● **DO THIS**: Write out the complete material exactly as it stands.

____________

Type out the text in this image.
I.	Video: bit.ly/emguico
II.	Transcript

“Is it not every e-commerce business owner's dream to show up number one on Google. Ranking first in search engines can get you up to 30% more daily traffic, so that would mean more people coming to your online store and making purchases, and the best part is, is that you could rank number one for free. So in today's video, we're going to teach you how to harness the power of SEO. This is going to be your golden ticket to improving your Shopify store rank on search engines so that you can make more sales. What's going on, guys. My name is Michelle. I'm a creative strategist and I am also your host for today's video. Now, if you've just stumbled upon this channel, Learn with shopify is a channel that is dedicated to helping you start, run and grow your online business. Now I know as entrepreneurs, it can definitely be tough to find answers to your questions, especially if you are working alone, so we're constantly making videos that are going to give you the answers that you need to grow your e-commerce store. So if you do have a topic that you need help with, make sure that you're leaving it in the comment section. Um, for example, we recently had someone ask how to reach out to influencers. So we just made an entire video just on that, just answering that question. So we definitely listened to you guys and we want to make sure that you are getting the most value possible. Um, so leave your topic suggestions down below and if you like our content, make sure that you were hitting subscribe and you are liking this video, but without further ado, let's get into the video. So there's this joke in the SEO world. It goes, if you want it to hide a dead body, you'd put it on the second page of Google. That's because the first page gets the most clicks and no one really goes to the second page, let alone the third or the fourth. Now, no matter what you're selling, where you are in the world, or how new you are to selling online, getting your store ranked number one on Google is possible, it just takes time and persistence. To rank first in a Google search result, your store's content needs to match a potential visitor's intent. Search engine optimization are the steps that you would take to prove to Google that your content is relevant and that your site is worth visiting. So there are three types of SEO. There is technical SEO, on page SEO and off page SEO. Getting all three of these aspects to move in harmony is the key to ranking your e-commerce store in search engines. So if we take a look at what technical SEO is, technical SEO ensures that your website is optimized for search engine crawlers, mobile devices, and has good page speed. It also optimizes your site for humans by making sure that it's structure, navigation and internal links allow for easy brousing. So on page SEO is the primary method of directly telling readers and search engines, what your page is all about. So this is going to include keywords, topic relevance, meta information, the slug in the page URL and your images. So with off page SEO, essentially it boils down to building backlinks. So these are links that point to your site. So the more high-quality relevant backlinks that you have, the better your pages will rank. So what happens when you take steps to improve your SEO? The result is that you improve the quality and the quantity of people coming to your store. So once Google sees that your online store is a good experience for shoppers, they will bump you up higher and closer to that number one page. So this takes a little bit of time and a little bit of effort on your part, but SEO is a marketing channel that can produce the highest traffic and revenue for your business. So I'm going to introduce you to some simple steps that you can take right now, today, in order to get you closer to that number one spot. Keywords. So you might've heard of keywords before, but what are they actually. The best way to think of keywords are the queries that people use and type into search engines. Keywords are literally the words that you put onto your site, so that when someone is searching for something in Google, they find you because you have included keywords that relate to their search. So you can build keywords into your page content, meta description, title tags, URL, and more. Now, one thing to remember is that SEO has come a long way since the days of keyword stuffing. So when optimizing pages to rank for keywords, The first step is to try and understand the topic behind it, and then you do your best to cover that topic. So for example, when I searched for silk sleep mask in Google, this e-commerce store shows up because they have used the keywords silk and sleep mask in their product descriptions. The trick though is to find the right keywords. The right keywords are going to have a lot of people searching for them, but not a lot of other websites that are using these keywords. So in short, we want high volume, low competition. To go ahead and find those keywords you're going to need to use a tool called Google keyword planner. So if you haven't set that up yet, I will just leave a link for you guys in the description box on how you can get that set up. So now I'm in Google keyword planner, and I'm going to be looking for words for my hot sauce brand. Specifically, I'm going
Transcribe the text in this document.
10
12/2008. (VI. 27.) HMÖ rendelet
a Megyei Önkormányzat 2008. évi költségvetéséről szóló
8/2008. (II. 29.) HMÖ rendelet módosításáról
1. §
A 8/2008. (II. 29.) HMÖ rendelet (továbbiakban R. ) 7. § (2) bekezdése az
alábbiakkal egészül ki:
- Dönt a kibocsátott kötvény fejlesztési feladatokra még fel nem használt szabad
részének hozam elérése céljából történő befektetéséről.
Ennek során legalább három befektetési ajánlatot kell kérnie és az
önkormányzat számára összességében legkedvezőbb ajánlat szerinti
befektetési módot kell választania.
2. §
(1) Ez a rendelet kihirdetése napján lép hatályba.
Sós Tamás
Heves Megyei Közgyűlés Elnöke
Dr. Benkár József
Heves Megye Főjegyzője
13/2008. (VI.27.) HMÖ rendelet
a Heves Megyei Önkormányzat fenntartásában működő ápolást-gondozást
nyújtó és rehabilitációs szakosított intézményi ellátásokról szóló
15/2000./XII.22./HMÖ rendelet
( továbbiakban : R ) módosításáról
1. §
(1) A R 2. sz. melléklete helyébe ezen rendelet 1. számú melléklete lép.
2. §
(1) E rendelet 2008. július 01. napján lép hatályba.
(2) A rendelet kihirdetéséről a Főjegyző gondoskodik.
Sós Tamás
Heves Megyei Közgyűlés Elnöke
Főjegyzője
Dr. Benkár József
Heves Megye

____________

● **SOLUTION FOR THIS EXERCISE**:
Type out the text in this image.
I.	Video: bit.ly/emguico
II.	Transcript

“Is it not every e-commerce business owner's dream to show up number one on Google. Ranking first in search engines can get you up to 30% more daily traffic, so that would mean more people coming to your online store and making purchases, and the best part is, is that you could rank number one for free. So in today's video, we're going to teach you how to harness the power of SEO. This is going to be your golden ticket to improving your Shopify store rank on search engines so that you can make more sales. What's going on, guys. My name is Michelle. I'm a creative strategist and I am also your host for today's video. Now, if you've just stumbled upon this channel, Learn with shopify is a channel that is dedicated to helping you start, run and grow your online business. Now I know as entrepreneurs, it can definitely be tough to find answers to your questions, especially if you are working alone, so we're constantly making videos that are going to give you the answers that you need to grow your e-commerce store. So if you do have a topic that you need help with, make sure that you're leaving it in the comment section. Um, for example, we recently had someone ask how to reach out to influencers. So we just made an entire video just on that, just answering that question. So we definitely listened to you guys and we want to make sure that you are getting the most value possible. Um, so leave your topic suggestions down below and if you like our content, make sure that you were hitting subscribe and you are liking this video, but without further ado, let's get into the video. So there's this joke in the SEO world. It goes, if you want it to hide a dead body, you'd put it on the second page of Google. That's because the first page gets the most clicks and no one really goes to the second page, let alone the third or the fourth. Now, no matter what you're selling, where you are in the world, or how new you are to selling online, getting your store ranked number one on Google is possible, it just takes time and persistence. To rank first in a Google search result, your store's content needs to match a potential visitor's intent. Search engine optimization are the steps that you would take to prove to Google that your content is relevant and that your site is worth visiting. So there are three types of SEO. There is technical SEO, on page SEO and off page SEO. Getting all three of these aspects to move in harmony is the key to ranking your e-commerce store in search engines. So if we take a look at what technical SEO is, technical SEO ensures that your website is optimized for search engine crawlers, mobile devices, and has good page speed. It also optimizes your site for humans by making sure that it's structure, navigation and internal links allow for easy brousing. So on page SEO is the primary method of directly telling readers and search engines, what your page is all about. So this is going to include keywords, topic relevance, meta information, the slug in the page URL and your images. So with off page SEO, essentially it boils down to building backlinks. So these are links that point to your site. So the more high-quality relevant backlinks that you have, the better your pages will rank. So what happens when you take steps to improve your SEO? The result is that you improve the quality and the quantity of people coming to your store. So once Google sees that your online store is a good experience for shoppers, they will bump you up higher and closer to that number one page. So this takes a little bit of time and a little bit of effort on your part, but SEO is a marketing channel that can produce the highest traffic and revenue for your business. So I'm going to introduce you to some simple steps that you can take right now, today, in order to get you closer to that number one spot. Keywords. So you might've heard of keywords before, but what are they actually. The best way to think of keywords are the queries that people use and type into search engines. Keywords are literally the words that you put onto your site, so that when someone is searching for something in Google, they find you because you have included keywords that relate to their search. So you can build keywords into your page content, meta description, title tags, URL, and more. Now, one thing to remember is that SEO has come a long way since the days of keyword stuffing. So when optimizing pages to rank for keywords, The first step is to try and understand the topic behind it, and then you do your best to cover that topic. So for example, when I searched for silk sleep mask in Google, this e-commerce store shows up because they have used the keywords silk and sleep mask in their product descriptions. The trick though is to find the right keywords. The right keywords are going to have a lot of people searching for them, but not a lot of other websites that are using these keywords. So in short, we want high volume, low competition. To go ahead and find those keywords you're going to need to use a tool called Google keyword planner. So if you haven't set that up yet, I will just leave a link for you guys in the description box on how you can get that set up. So now I'm in Google keyword planner, and I'm going to be looking for words for my hot sauce brand. Specifically, I'm going
Transcribe the text in this document.
10
12/2008. (VI. 27.) HMÖ rendelet
a Megyei Önkormányzat 2008. évi költségvetéséről szóló
8/2008. (II. 29.) HMÖ rendelet módosításáról
1. §
A 8/2008. (II. 29.) HMÖ rendelet (továbbiakban R. ) 7. § (2) bekezdése az
alábbiakkal egészül ki:
- Dönt a kibocsátott kötvény fejlesztési feladatokra még fel nem használt szabad
részének hozam elérése céljából történő befektetéséről.
Ennek során legalább három befektetési ajánlatot kell kérnie és az
önkormányzat számára összességében legkedvezőbb ajánlat szerinti
befektetési módot kell választania.
2. §
(1) Ez a rendelet kihirdetése napján lép hatályba.
Sós Tamás
Heves Megyei Közgyűlés Elnöke
Dr. Benkár József
Heves Megye Főjegyzője
13/2008. (VI.27.) HMÖ rendelet
a Heves Megyei Önkormányzat fenntartásában működő ápolást-gondozást
nyújtó és rehabilitációs szakosított intézményi ellátásokról szóló
15/2000./XII.22./HMÖ rendelet
( továbbiakban : R ) módosításáról
1. §
(1) A R 2. sz. melléklete helyébe ezen rendelet 1. számú melléklete lép.
2. §
(1) E rendelet 2008. július 01. napján lép hatályba.
(2) A rendelet kihirdetéséről a Főjegyző gondoskodik.
Sós Tamás
Heves Megyei Közgyűlés Elnöke
Főjegyzője
Dr. Benkár József
Heves Megye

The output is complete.